Problem: The records underneath are to be repeated exactly, with the pictures left out.

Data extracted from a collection
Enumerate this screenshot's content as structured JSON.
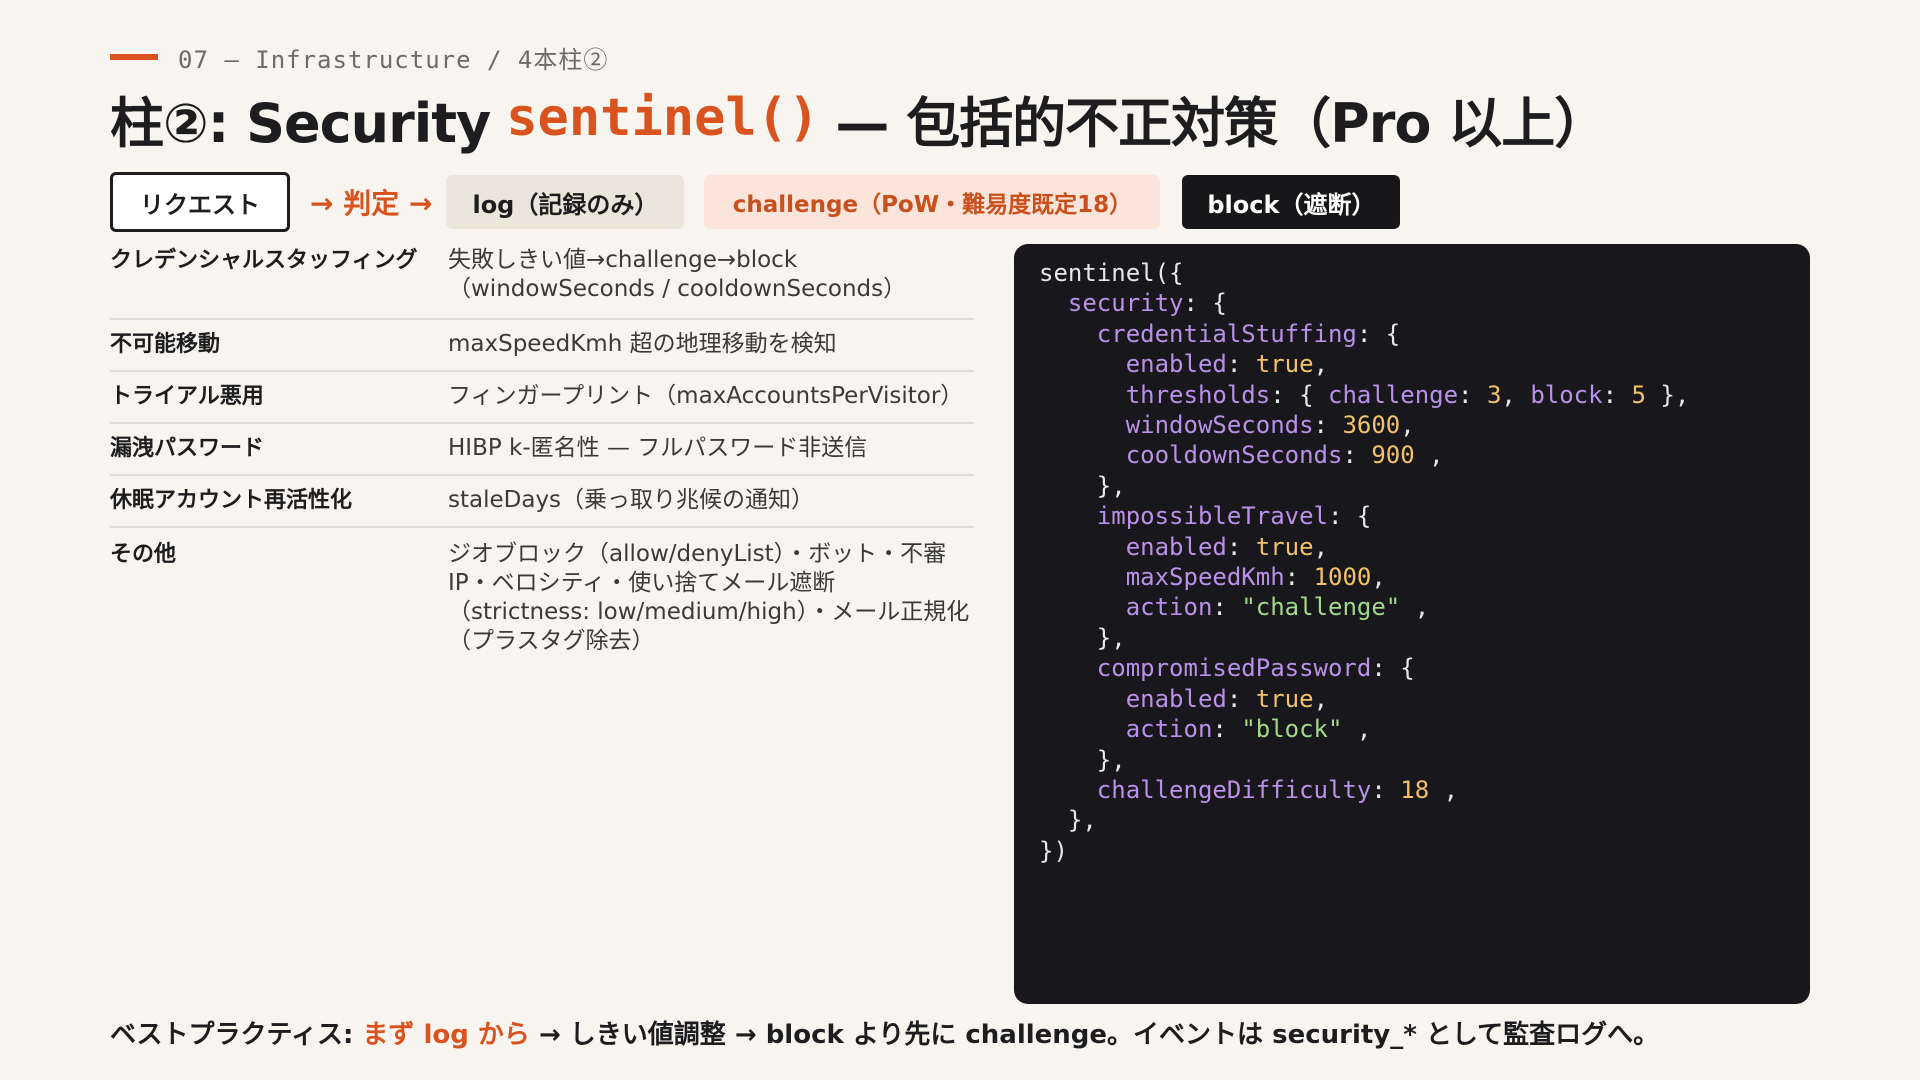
{
  "eyebrow": "07 — Infrastructure / 4本柱②",
  "title": {
    "prefix": "柱②: Security",
    "code": "sentinel()",
    "suffix": "— 包括的不正対策（Pro 以上）"
  },
  "flow": {
    "request": "リクエスト",
    "judge": "→ 判定 →",
    "log": "log（記録のみ）",
    "challenge": "challenge（PoW・難易度既定18）",
    "block": "block（遮断）"
  },
  "table": {
    "rows": [
      {
        "key": "クレデンシャルスタッフィング",
        "value": "失敗しきい値→challenge→block（windowSeconds / cooldownSeconds）"
      },
      {
        "key": "不可能移動",
        "value": "maxSpeedKmh 超の地理移動を検知"
      },
      {
        "key": "トライアル悪用",
        "value": "フィンガープリント（maxAccountsPerVisitor）"
      },
      {
        "key": "漏洩パスワード",
        "value": "HIBP k-匿名性 — フルパスワード非送信"
      },
      {
        "key": "休眠アカウント再活性化",
        "value": "staleDays（乗っ取り兆候の通知）"
      },
      {
        "key": "その他",
        "value": "ジオブロック（allow/denyList）・ボット・不審IP・ベロシティ・使い捨てメール遮断（strictness: low/medium/high）・メール正規化（プラスタグ除去）"
      }
    ]
  },
  "code": {
    "lines": [
      "sentinel({",
      "  security: {",
      "    credentialStuffing: {",
      "      enabled: true,",
      "      thresholds: { challenge: 3, block: 5 },",
      "      windowSeconds: 3600,",
      "      cooldownSeconds: 900 ,",
      "    },",
      "    impossibleTravel: {",
      "      enabled: true,",
      "      maxSpeedKmh: 1000,",
      "      action: \"challenge\" ,",
      "    },",
      "    compromisedPassword: {",
      "      enabled: true,",
      "      action: \"block\" ,",
      "    },",
      "    challengeDifficulty: 18 ,",
      "  },",
      "})"
    ]
  },
  "footer": {
    "lead": "ベストプラクティス: ",
    "highlight": "まず log から",
    "rest": " → しきい値調整 → block より先に challenge。イベントは security_* として監査ログへ。"
  },
  "colors": {
    "accent": "#d9531e",
    "background": "#f8f5f0",
    "code_bg": "#17171c",
    "code_key": "#b991e8",
    "code_number": "#f2c26b",
    "code_string": "#a4d88a"
  }
}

Solved exercise:
Enumerate this screenshot's content as structured JSON.
{
  "eyebrow": "07 — Infrastructure / 4本柱②",
  "title": {
    "prefix": "柱②: Security",
    "code": "sentinel()",
    "suffix": "— 包括的不正対策（Pro 以上）"
  },
  "flow": {
    "request": "リクエスト",
    "judge": "→ 判定 →",
    "log": "log（記録のみ）",
    "challenge": "challenge（PoW・難易度既定18）",
    "block": "block（遮断）"
  },
  "table": {
    "rows": [
      {
        "key": "クレデンシャルスタッフィング",
        "value": "失敗しきい値→challenge→block（windowSeconds / cooldownSeconds）"
      },
      {
        "key": "不可能移動",
        "value": "maxSpeedKmh 超の地理移動を検知"
      },
      {
        "key": "トライアル悪用",
        "value": "フィンガープリント（maxAccountsPerVisitor）"
      },
      {
        "key": "漏洩パスワード",
        "value": "HIBP k-匿名性 — フルパスワード非送信"
      },
      {
        "key": "休眠アカウント再活性化",
        "value": "staleDays（乗っ取り兆候の通知）"
      },
      {
        "key": "その他",
        "value": "ジオブロック（allow/denyList）・ボット・不審IP・ベロシティ・使い捨てメール遮断（strictness: low/medium/high）・メール正規化（プラスタグ除去）"
      }
    ]
  },
  "code": {
    "lines": [
      "sentinel({",
      "  security: {",
      "    credentialStuffing: {",
      "      enabled: true,",
      "      thresholds: { challenge: 3, block: 5 },",
      "      windowSeconds: 3600,",
      "      cooldownSeconds: 900 ,",
      "    },",
      "    impossibleTravel: {",
      "      enabled: true,",
      "      maxSpeedKmh: 1000,",
      "      action: \"challenge\" ,",
      "    },",
      "    compromisedPassword: {",
      "      enabled: true,",
      "      action: \"block\" ,",
      "    },",
      "    challengeDifficulty: 18 ,",
      "  },",
      "})"
    ]
  },
  "footer": {
    "lead": "ベストプラクティス: ",
    "highlight": "まず log から",
    "rest": " → しきい値調整 → block より先に challenge。イベントは security_* として監査ログへ。"
  },
  "colors": {
    "accent": "#d9531e",
    "background": "#f8f5f0",
    "code_bg": "#17171c",
    "code_key": "#b991e8",
    "code_number": "#f2c26b",
    "code_string": "#a4d88a"
  }
}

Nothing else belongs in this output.